Entries from a visual dataset:

· · · · · · ·

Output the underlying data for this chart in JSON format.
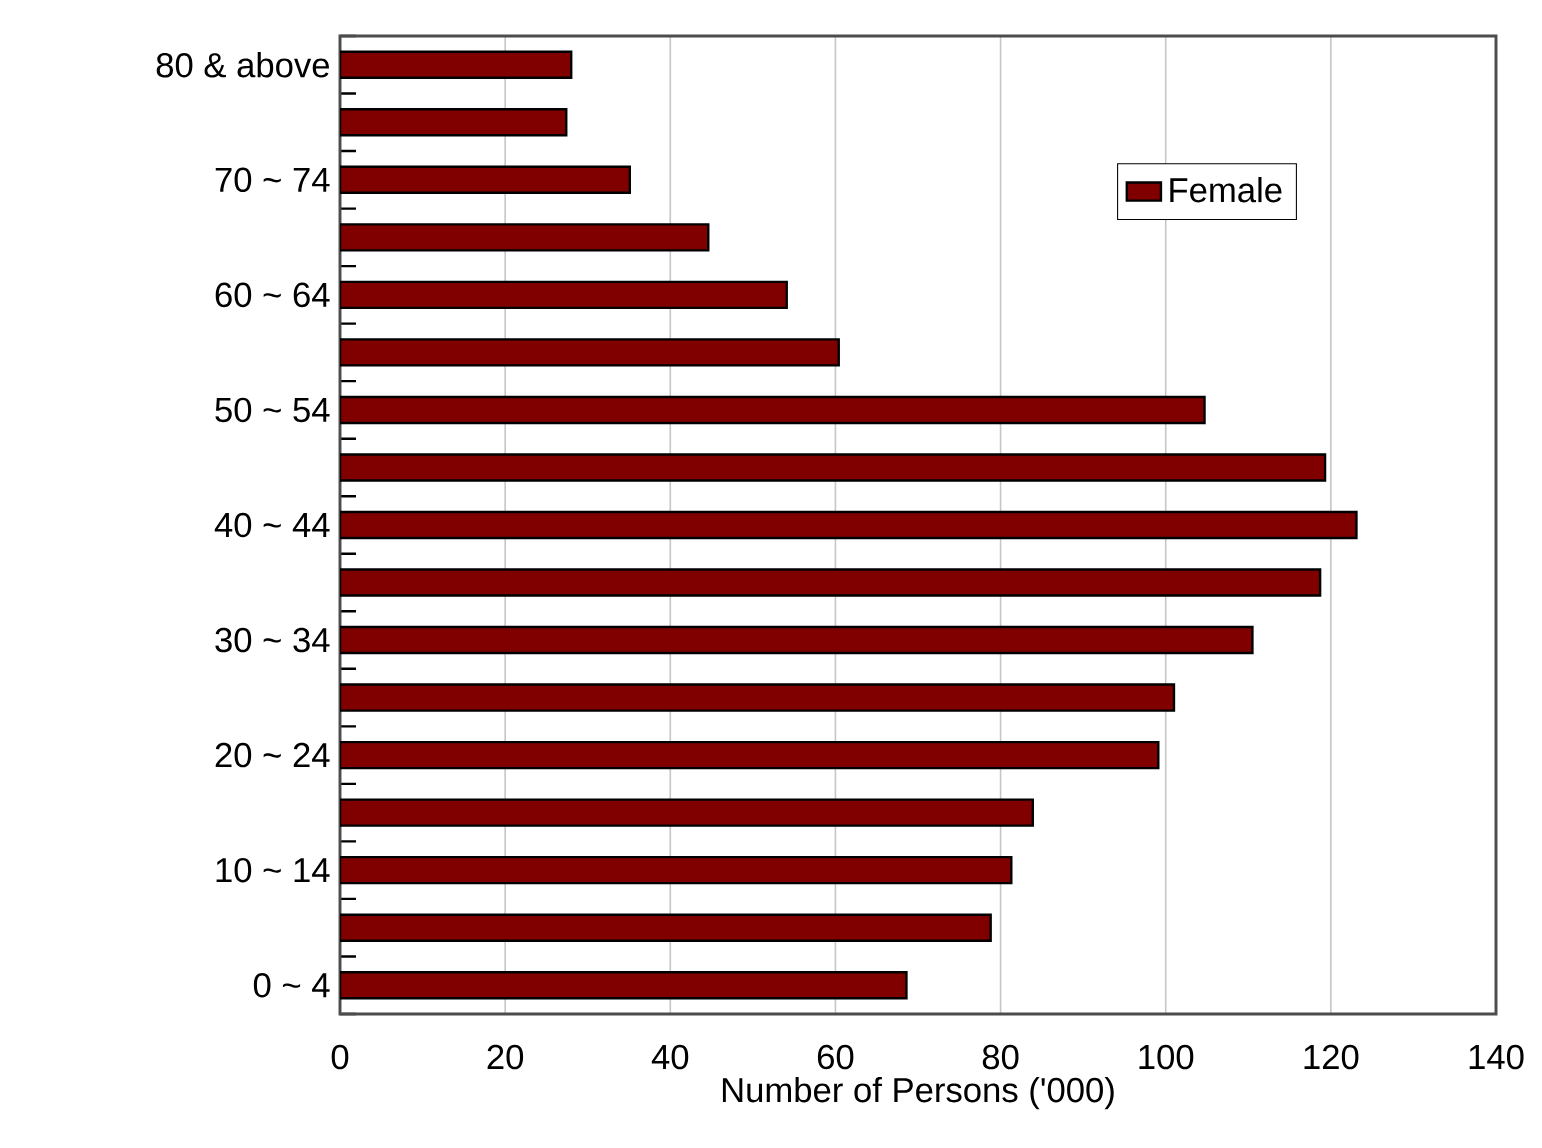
{
  "chart_data": {
    "type": "bar",
    "orientation": "horizontal",
    "xlabel": "Number of Persons ('000)",
    "categories": [
      "80 & above",
      null,
      "70 ~ 74",
      null,
      "60 ~ 64",
      null,
      "50 ~ 54",
      null,
      "40 ~ 44",
      null,
      "30 ~ 34",
      null,
      "20 ~ 24",
      null,
      "10 ~ 14",
      null,
      "0 ~ 4"
    ],
    "series": [
      {
        "name": "Female",
        "color": "#800000",
        "values": [
          28.0,
          27.4,
          35.1,
          44.6,
          54.1,
          60.4,
          104.7,
          119.3,
          123.1,
          118.7,
          110.5,
          101.0,
          99.1,
          83.9,
          81.3,
          78.8,
          68.6
        ]
      }
    ],
    "xlim": [
      0,
      140
    ],
    "xticks": [
      0,
      20,
      40,
      60,
      80,
      100,
      120,
      140
    ],
    "grid": "x",
    "legend": "top right"
  }
}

· · · · · · ·

**WRITTEN REQUEST**
Repeat the listing verbatim. Skip the pictures.

**RESPONSE TO THE EXERCISE**
Output the underlying data for this chart in JSON format.
{
  "chart_data": {
    "type": "bar",
    "orientation": "horizontal",
    "xlabel": "Number of Persons ('000)",
    "categories": [
      "80 & above",
      null,
      "70 ~ 74",
      null,
      "60 ~ 64",
      null,
      "50 ~ 54",
      null,
      "40 ~ 44",
      null,
      "30 ~ 34",
      null,
      "20 ~ 24",
      null,
      "10 ~ 14",
      null,
      "0 ~ 4"
    ],
    "series": [
      {
        "name": "Female",
        "color": "#800000",
        "values": [
          28.0,
          27.4,
          35.1,
          44.6,
          54.1,
          60.4,
          104.7,
          119.3,
          123.1,
          118.7,
          110.5,
          101.0,
          99.1,
          83.9,
          81.3,
          78.8,
          68.6
        ]
      }
    ],
    "xlim": [
      0,
      140
    ],
    "xticks": [
      0,
      20,
      40,
      60,
      80,
      100,
      120,
      140
    ],
    "grid": "x",
    "legend": "top right"
  }
}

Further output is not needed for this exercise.